An Arduous Endeavor (Part 6): Save States and Rewind

Rewind Button
This entry is part 6 of 7 in the series An Arduous Endeavor

Two emulator features that have made my gaming experience much more comfortable are save states and rewind functionality. Save states let you take a snapshot of a game at any point in time, and then come back to it – whether that is after attempting and failing to complete some task, or maybe after leaving the game for a bit to take care of things in real life. Rewind takes that feature to the extreme, essentially performing a snapshot after every video frame, making it very convenient to “undo” a misstep or bad random number generator without even having to plan for it.

Libretro enables both of these features via the retro_serialize and retro_deserialize functions. Once you have these functions implemented, a Libretro frontend is capable of saving/loading any number of save files.

The only requirements are that you have to be able to report the required memory size in bytes, via the retro_serialize_size function. Due to the rapid-fire nature of calling retro_serialize for the rewind feature, it makes sense to keep this size as small as possible.

For Arduous, I just needed to figure out what data within the CPU and screen emulators needed to be saved off. This was mainly tedious more than complicated.

size_t Arduous::getSaveSize() {
    size_t size = sizeof(int)                  // cpu->state
                  + sizeof(avr_cycle_count_t)  // cpu->cycle
                  + sizeof(avr_cycle_count_t)  // cpu->run_cycle_count
                  + sizeof(avr_cycle_count_t)  // cpu->run_cycle_limit
                  + sizeof(uint8_t) * 8        // cpu->sreg
                  + sizeof(int8_t)             // cpu->interrupt_state
                  + sizeof(avr_flashaddr_t)    // cpu->pc
                  + sizeof(avr_flashaddr_t)    // cpu->reset_pc
                  + cpu->ramend + 1            // cpu->data

                  + sizeof(ssd1306_virt_cursor_t)                                // screen->cursor
                  + sizeof(uint8_t) * SSD1306_VIRT_PAGES * SSD1306_VIRT_COLUMNS  // screen->vram
                  + sizeof(uint16_t)                                             // screen->flags
                  + sizeof(uint8_t)                                              // screen->command_register
                  + sizeof(uint8_t)                                              // screen->contrast_register
                  + sizeof(uint8_t)                                              // screen->cs_pin
                  + sizeof(uint8_t)                                              // screen->di_pin
                  + sizeof(uint8_t)                                              // screen->spi_data
                  + sizeof(uint8_t)                                              // screen->reg_write_sz
                  + sizeof(ssd1306_addressing_mode_t)                            // screen->addr_mode
                  + sizeof(uint8_t)                                              // screen->twi_selected
                  + sizeof(uint8_t)                                              // screen->twi_index
        ;
    return size;
}

Once I identified all the pieces involved in state and how many bytes they’d take up, then I just needed to actually copy those pieces into/out of the allocated buffer. Here’s just a snippet of that (it gets repetitive quickly):

bool Arduous::save(void* data, size_t size) {
    auto* buffer = static_cast<uint8_t*>(data);
    memcpy(buffer, &cpu->state, sizeof(int));
    buffer += sizeof(int);
    memcpy(buffer, &cpu->cycle, sizeof(avr_cycle_count_t));
    buffer += sizeof(avr_cycle_count_t);
    memcpy(buffer, &cpu->run_cycle_count, sizeof(avr_cycle_count_t));
    buffer += sizeof(avr_cycle_count_t);
    memcpy(buffer, &cpu->run_cycle_limit, sizeof(avr_cycle_count_t));
    buffer += sizeof(avr_cycle_count_t);
    memcpy(buffer, cpu->sreg, sizeof(uint8_t) * 8);
    // etc, etc
}

There’s probably a much more code-efficient way to do this, as this particular method involves a lot of copy and paste. I will focus on optimizing later – for now, though, this sort of works. Sort of. Watch the clip below and see if you can spot the problem.

• **Exercise instructions**:
1. Answer these from the save states post:
(a) Which two Libretro functions enable save states and rewind?
(b) Which function reports the required memory size in bytes?
(c) How does the author describe the work of finding what data in the CPU and screen emulators had to be saved?
2. Name every CPU field that the save function snippet in the save states post copies into the buffer.
3. Write a continuation of the save states post, starting after its final sentence.
The lines after this point come from a separate source and have no connection to the save states post.

• **Dataset excerpt**:

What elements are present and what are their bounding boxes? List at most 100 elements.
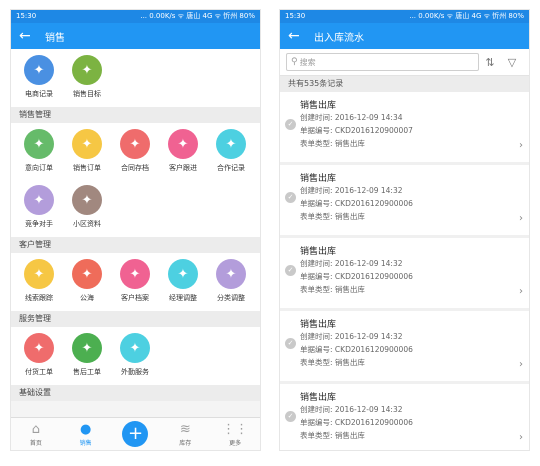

• **In response**:
1.
(a) retro_serialize and retro_deserialize
(b) retro_serialize_size
(c) As mainly tedious more than complicated

2. cpu->state, cpu->cycle, cpu->run_cycle_count, cpu->run_cycle_limit, cpu->sreg

3.
Saving/loading states appears to work all right, at least for the random spot check tests I ran. It even works if you exit out of the emulator and reopen it! However, when attempting to rewind, things get messed up pretty quickly. I believe this has to do with me failing to serialize the timers and/or interrupts in the simulated AVR struct. And I am not totally sure about the best way to serialize these, because in addition to state data, they happen to contain some callback function pointers, which will definitely NOT be valid if the emulator is restarted. Here are the relevant data structures relating to timers:

/*
 * Each timer instance contains the absolute cycle number they
 * are hoping to run at, a function pointer to call and a parameter
 * 
 * it will NEVER be the exact cycle specified, as each instruction is
 * not divisible and might take 2 or more cycles anyway.
 * 
 * However if there was a LOT of cycle lag, the timer migth be called
 * repeteadly until it 'caches up'.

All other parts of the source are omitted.